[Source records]
● ● ●
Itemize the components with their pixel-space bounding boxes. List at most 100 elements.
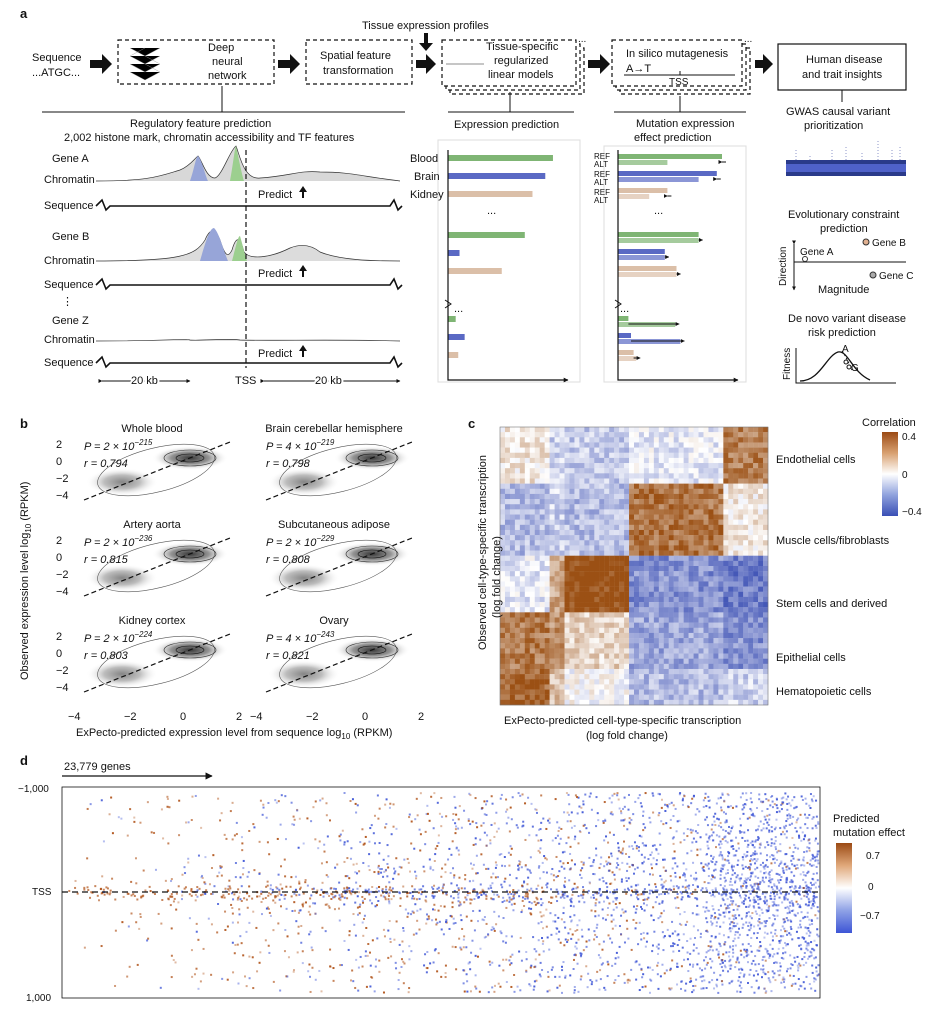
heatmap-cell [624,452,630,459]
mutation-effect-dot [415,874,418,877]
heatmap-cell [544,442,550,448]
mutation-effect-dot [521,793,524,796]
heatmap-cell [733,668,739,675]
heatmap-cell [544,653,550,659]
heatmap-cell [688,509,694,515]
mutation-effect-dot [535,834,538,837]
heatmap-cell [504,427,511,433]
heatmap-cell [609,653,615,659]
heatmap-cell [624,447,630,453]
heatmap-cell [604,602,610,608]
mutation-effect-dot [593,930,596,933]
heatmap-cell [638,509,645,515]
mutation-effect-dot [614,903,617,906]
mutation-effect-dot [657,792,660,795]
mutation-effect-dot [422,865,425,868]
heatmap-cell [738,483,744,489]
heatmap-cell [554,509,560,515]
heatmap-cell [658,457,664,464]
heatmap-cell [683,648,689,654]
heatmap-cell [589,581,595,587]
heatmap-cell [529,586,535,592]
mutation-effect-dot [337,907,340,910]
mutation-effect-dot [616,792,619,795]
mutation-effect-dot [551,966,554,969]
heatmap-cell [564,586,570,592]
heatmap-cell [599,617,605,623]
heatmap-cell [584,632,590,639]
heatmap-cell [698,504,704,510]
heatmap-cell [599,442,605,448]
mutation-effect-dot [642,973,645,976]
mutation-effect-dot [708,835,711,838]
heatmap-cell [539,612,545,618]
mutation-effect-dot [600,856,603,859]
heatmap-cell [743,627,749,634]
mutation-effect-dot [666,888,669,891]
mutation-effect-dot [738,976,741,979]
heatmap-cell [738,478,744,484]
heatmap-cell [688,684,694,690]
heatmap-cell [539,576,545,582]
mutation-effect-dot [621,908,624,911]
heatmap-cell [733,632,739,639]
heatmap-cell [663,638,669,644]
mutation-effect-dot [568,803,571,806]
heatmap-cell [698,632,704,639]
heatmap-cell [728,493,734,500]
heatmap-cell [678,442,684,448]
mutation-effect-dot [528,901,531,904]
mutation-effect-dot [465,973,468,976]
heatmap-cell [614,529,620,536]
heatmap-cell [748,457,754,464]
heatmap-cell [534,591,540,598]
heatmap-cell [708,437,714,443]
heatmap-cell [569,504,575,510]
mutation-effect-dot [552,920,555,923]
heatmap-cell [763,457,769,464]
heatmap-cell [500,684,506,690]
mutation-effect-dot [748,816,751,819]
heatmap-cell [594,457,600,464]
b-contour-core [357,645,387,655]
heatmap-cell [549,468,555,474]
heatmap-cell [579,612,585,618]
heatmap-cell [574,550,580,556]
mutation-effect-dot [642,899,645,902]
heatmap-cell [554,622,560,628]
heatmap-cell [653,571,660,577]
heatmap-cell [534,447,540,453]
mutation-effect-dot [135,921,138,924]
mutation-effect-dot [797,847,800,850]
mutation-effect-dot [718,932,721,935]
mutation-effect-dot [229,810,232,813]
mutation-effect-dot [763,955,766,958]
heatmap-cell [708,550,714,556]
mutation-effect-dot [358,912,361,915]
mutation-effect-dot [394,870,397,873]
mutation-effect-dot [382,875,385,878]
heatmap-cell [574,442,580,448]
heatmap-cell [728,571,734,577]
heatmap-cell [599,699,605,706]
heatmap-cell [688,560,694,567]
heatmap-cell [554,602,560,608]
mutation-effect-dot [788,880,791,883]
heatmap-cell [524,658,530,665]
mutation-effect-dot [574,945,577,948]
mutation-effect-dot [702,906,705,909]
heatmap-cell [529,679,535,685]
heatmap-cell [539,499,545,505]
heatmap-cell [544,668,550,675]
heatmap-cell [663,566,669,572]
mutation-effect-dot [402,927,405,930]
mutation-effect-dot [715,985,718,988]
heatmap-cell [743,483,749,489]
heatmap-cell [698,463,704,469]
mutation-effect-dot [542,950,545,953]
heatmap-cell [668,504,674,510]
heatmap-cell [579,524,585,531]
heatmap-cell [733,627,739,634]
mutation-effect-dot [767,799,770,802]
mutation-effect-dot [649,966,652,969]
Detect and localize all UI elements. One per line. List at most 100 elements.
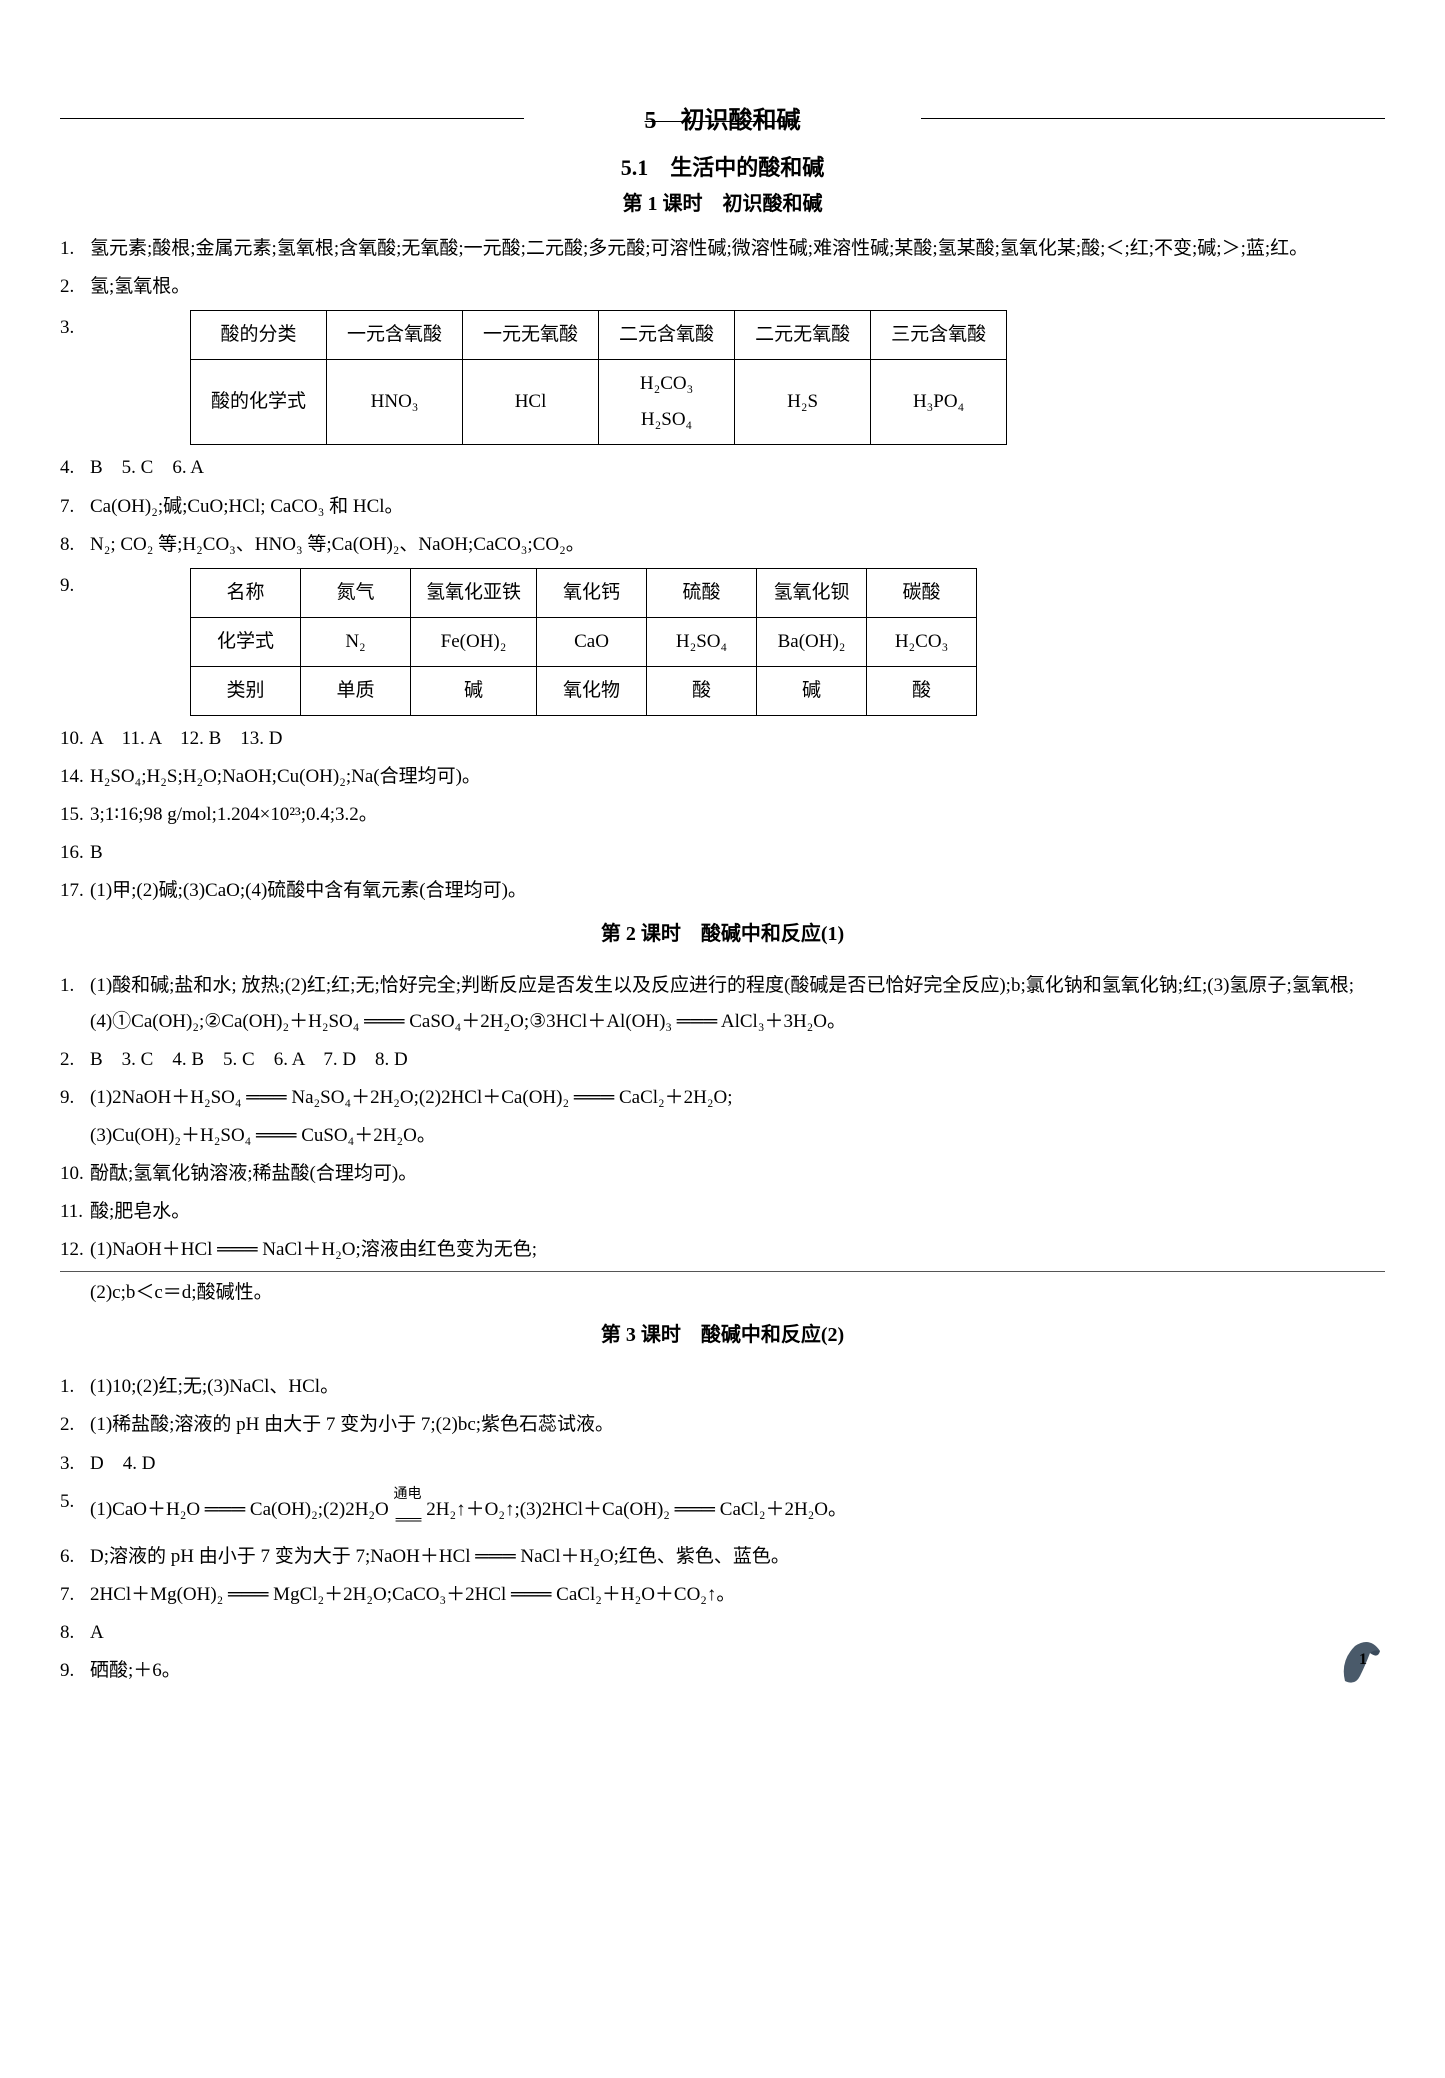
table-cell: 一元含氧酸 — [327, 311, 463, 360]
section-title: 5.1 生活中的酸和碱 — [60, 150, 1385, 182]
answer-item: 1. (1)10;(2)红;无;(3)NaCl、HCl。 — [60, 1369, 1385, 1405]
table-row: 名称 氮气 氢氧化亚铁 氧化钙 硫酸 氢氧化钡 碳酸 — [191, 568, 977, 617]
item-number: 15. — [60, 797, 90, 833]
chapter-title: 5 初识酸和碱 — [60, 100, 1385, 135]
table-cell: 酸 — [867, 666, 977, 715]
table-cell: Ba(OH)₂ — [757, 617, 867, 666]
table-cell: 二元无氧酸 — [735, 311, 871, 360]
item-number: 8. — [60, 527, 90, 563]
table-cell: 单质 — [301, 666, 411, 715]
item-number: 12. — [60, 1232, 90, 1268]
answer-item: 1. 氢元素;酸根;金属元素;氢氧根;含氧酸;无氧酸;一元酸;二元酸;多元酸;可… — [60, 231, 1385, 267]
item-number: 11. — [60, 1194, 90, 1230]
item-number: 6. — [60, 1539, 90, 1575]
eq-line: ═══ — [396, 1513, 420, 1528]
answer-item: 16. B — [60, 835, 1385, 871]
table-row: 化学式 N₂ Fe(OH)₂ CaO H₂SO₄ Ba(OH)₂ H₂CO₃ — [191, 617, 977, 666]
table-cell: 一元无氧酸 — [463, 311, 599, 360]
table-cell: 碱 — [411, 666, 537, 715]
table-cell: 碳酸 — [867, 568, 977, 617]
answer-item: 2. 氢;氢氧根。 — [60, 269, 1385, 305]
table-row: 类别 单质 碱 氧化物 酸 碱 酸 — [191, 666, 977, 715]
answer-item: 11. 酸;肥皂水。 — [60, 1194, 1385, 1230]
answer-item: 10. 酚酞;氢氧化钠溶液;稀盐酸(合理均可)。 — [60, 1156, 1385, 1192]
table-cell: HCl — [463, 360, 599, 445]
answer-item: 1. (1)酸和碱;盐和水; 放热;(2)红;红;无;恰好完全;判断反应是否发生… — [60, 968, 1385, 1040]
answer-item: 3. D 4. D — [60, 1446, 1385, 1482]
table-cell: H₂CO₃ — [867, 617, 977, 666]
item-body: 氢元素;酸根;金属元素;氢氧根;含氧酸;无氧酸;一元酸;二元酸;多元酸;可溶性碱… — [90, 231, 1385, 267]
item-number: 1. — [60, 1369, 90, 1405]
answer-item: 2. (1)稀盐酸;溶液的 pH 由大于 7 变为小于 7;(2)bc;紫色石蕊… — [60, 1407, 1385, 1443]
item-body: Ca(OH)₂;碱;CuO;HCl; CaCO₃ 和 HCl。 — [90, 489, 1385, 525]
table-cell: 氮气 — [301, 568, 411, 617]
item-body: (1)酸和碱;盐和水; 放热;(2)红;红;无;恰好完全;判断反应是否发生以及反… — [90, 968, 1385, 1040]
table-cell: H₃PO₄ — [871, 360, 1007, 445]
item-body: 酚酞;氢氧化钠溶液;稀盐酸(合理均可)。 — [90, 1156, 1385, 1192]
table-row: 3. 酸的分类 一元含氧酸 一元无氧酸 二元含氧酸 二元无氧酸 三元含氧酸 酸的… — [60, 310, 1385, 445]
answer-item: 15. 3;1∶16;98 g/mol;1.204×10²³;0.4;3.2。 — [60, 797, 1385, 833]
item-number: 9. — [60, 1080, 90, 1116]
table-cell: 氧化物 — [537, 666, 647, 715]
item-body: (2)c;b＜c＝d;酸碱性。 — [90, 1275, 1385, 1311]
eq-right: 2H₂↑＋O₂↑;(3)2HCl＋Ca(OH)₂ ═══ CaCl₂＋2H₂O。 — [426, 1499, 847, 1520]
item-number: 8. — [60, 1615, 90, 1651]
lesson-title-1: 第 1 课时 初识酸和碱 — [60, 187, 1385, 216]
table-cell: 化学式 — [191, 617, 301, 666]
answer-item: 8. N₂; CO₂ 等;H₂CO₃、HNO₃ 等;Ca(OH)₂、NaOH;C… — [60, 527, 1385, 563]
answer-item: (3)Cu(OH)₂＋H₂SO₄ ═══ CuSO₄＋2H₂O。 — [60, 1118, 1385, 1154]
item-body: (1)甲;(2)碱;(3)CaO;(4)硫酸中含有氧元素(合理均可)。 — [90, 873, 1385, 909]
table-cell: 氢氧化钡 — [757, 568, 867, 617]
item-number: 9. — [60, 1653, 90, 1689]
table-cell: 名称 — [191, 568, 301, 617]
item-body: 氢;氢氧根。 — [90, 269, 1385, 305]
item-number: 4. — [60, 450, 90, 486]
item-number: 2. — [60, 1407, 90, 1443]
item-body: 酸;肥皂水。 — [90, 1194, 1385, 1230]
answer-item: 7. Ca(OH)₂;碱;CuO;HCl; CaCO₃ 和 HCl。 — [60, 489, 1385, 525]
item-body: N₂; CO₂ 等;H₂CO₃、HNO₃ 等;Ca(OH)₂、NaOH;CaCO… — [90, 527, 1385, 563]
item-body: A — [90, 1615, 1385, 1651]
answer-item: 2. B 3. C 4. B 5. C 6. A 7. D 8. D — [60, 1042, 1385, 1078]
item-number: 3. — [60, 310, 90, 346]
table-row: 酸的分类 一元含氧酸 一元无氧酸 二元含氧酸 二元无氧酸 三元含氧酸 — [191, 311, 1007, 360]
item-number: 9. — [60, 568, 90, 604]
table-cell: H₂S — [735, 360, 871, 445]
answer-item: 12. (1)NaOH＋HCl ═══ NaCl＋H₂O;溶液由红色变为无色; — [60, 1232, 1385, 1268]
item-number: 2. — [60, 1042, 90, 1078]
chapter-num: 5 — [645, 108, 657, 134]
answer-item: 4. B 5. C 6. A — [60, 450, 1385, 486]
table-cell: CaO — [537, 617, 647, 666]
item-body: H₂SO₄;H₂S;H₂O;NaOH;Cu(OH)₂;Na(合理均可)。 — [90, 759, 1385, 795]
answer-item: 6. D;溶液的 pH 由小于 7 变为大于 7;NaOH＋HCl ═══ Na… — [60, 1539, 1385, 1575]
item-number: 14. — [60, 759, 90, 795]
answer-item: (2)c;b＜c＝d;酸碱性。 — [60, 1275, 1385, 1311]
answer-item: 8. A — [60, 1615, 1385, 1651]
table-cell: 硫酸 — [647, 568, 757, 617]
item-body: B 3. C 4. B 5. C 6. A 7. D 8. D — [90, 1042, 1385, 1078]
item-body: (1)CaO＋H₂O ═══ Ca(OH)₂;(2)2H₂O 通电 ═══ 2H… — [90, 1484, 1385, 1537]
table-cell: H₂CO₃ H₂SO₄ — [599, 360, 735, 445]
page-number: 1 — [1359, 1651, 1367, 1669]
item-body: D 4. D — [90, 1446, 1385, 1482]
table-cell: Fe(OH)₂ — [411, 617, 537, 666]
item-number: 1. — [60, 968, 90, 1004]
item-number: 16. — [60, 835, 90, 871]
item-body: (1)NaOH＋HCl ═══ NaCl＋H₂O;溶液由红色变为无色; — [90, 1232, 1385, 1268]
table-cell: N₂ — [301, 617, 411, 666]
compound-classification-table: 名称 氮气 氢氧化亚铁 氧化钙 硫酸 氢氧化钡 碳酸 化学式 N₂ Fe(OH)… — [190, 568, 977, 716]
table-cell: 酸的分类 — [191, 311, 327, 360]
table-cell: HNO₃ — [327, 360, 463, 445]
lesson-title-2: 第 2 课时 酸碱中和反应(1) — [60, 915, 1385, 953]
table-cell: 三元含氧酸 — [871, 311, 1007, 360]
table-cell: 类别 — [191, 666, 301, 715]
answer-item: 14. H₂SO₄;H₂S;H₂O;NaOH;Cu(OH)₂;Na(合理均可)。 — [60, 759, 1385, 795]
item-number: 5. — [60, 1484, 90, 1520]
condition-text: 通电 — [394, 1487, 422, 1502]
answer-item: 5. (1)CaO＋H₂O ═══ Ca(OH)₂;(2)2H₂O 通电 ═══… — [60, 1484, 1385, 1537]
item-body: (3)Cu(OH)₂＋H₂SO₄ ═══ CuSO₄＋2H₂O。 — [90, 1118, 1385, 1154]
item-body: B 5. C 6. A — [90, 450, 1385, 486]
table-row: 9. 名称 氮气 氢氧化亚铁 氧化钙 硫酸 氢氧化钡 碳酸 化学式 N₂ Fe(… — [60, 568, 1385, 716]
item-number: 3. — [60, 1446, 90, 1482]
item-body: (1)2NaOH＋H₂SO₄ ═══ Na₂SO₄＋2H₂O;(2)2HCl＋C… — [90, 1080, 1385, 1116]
● ● ●
Please duplicate the entries from the line with "heatmap-cell [624,452,630,459]" up to and including the line with "heatmap-cell [728,493,734,500]".

heatmap-cell [624,452,630,459]
mutation-effect-dot [415,874,418,877]
heatmap-cell [544,442,550,448]
mutation-effect-dot [521,793,524,796]
heatmap-cell [733,668,739,675]
heatmap-cell [544,653,550,659]
heatmap-cell [688,509,694,515]
mutation-effect-dot [535,834,538,837]
heatmap-cell [504,427,511,433]
heatmap-cell [609,653,615,659]
heatmap-cell [624,447,630,453]
heatmap-cell [604,602,610,608]
mutation-effect-dot [593,930,596,933]
heatmap-cell [638,509,645,515]
mutation-effect-dot [614,903,617,906]
mutation-effect-dot [657,792,660,795]
mutation-effect-dot [422,865,425,868]
heatmap-cell [738,483,744,489]
heatmap-cell [554,509,560,515]
heatmap-cell [658,457,664,464]
heatmap-cell [683,648,689,654]
heatmap-cell [589,581,595,587]
heatmap-cell [529,586,535,592]
mutation-effect-dot [337,907,340,910]
mutation-effect-dot [616,792,619,795]
mutation-effect-dot [551,966,554,969]
heatmap-cell [564,586,570,592]
heatmap-cell [599,617,605,623]
heatmap-cell [584,632,590,639]
heatmap-cell [698,504,704,510]
heatmap-cell [599,442,605,448]
mutation-effect-dot [642,973,645,976]
mutation-effect-dot [708,835,711,838]
heatmap-cell [539,612,545,618]
mutation-effect-dot [600,856,603,859]
heatmap-cell [743,627,749,634]
mutation-effect-dot [666,888,669,891]
mutation-effect-dot [738,976,741,979]
heatmap-cell [738,478,744,484]
heatmap-cell [688,684,694,690]
heatmap-cell [539,576,545,582]
mutation-effect-dot [621,908,624,911]
heatmap-cell [733,632,739,639]
heatmap-cell [663,638,669,644]
mutation-effect-dot [568,803,571,806]
heatmap-cell [698,632,704,639]
heatmap-cell [728,493,734,500]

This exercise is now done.